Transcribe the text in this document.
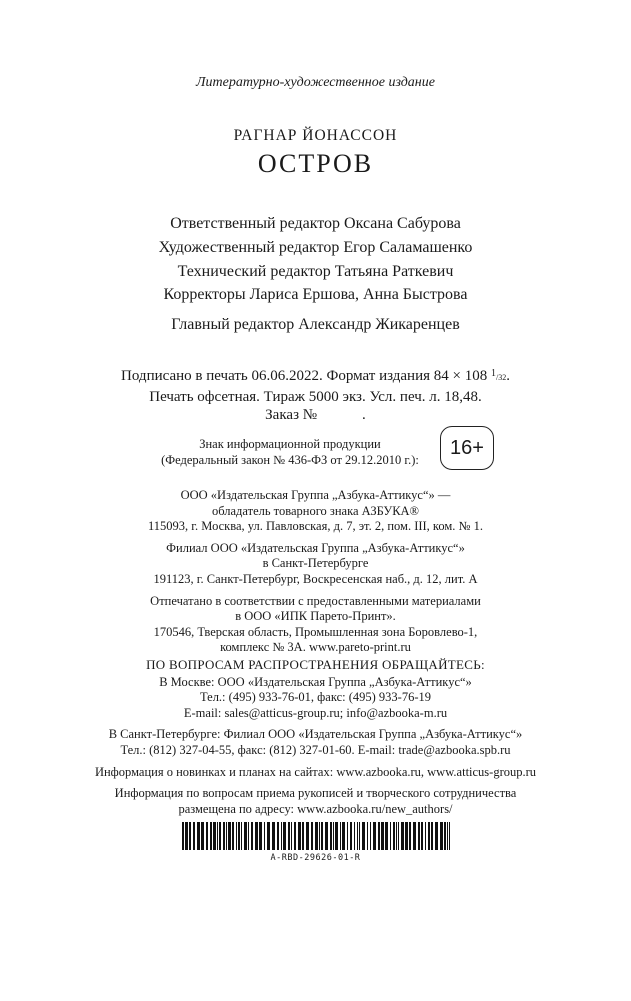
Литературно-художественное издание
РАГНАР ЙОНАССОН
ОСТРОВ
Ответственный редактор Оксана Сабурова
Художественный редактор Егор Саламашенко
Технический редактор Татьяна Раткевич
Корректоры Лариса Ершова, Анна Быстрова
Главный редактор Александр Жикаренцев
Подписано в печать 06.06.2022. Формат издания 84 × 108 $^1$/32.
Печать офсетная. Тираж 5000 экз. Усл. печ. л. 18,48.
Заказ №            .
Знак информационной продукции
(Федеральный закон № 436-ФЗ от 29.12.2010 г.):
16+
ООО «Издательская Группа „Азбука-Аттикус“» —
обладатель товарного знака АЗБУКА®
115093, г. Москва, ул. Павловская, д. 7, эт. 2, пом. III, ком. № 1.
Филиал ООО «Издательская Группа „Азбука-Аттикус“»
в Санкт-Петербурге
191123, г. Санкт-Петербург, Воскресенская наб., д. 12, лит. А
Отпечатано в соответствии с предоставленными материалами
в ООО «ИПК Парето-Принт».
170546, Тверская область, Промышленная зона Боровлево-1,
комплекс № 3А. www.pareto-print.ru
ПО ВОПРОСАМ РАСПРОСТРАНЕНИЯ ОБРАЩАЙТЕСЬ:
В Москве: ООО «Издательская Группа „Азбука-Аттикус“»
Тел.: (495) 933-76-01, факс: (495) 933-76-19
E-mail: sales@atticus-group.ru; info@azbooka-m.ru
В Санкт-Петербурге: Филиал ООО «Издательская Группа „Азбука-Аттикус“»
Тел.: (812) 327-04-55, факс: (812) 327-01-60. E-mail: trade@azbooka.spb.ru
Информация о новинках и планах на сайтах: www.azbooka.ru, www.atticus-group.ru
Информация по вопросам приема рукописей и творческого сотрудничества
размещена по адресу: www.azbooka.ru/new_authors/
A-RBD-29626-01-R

---

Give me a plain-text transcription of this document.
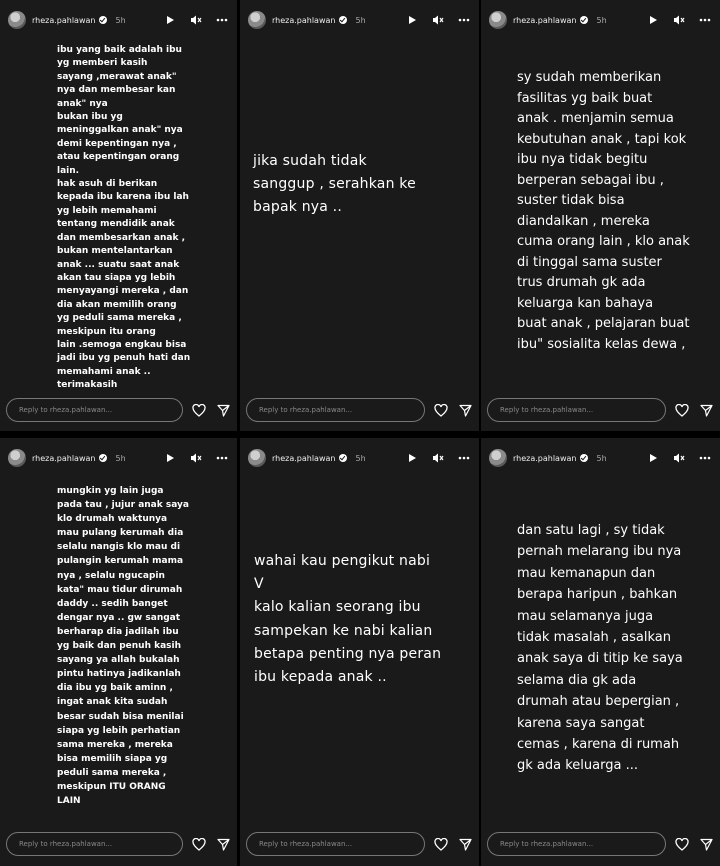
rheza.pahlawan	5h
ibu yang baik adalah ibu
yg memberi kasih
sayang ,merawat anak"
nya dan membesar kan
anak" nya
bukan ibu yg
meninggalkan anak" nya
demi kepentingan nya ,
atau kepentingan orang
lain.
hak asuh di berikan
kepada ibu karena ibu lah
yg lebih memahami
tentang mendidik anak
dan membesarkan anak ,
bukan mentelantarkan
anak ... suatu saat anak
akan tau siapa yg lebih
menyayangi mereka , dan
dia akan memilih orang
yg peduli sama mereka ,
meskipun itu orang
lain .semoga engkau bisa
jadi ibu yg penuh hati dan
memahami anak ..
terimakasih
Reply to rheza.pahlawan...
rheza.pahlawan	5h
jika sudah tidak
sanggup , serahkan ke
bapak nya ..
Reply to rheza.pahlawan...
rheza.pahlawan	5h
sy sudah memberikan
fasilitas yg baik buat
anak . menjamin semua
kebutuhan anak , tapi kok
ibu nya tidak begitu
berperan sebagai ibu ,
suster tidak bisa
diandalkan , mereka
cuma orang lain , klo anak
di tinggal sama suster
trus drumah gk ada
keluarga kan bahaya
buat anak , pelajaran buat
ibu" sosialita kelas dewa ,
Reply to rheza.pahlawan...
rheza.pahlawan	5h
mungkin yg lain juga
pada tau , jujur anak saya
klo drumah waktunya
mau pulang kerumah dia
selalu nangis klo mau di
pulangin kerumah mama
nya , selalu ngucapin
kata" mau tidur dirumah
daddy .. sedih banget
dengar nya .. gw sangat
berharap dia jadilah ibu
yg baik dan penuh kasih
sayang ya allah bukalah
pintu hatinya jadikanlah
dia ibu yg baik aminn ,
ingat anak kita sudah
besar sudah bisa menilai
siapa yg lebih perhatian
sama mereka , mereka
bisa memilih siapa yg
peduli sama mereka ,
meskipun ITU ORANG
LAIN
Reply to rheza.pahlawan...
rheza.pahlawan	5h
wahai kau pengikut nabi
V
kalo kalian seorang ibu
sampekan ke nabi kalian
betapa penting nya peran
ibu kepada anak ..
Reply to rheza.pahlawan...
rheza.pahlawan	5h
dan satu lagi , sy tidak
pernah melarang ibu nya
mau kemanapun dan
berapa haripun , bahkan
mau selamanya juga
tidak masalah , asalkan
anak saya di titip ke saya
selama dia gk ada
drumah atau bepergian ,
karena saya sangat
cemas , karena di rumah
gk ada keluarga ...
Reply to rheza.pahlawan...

* * *

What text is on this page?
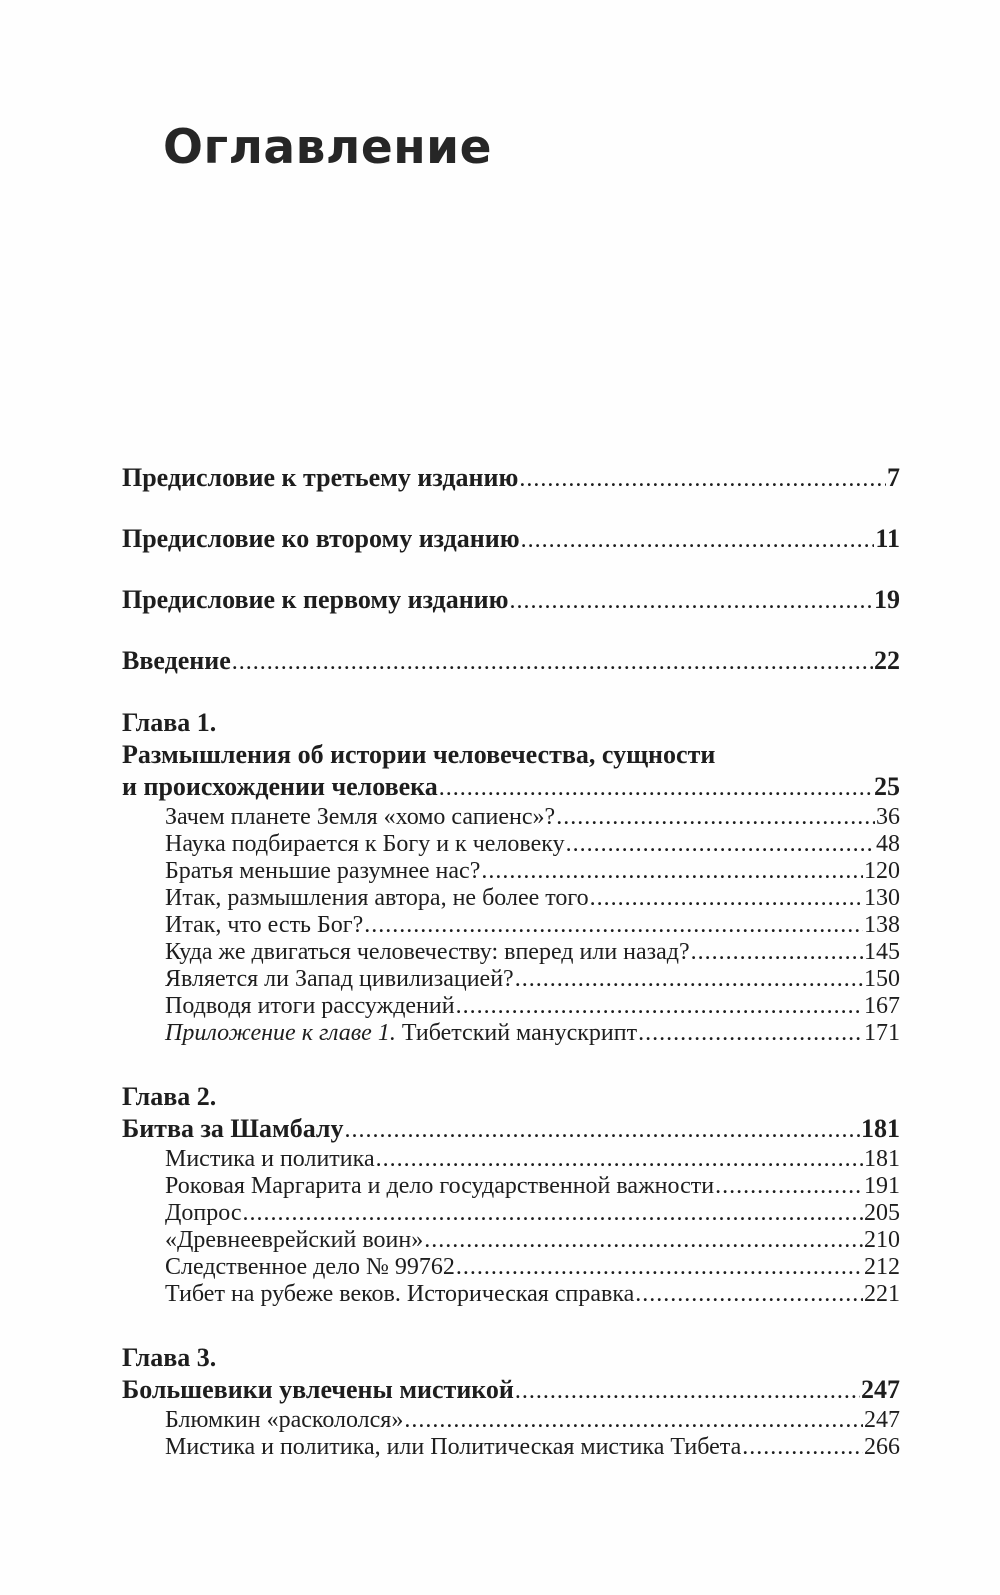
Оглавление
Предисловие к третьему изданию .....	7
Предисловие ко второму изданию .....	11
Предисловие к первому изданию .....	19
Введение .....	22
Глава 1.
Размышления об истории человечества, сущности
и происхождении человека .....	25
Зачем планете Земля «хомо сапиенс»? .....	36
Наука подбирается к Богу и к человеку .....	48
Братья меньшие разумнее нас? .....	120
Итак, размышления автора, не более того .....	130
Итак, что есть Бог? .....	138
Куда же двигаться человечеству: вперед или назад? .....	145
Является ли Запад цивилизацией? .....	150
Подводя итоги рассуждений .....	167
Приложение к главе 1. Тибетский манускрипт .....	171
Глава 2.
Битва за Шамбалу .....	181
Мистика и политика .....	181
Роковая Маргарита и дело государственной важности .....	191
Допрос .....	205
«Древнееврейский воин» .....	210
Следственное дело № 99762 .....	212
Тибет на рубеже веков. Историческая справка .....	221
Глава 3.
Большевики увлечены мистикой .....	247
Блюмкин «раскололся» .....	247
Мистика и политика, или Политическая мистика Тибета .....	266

§ **Exercise description**
Give every line of the material that includes the string "Мистика".

§ **Response**
Мистика и политика .....	181
Мистика и политика, или Политическая мистика Тибета .....	266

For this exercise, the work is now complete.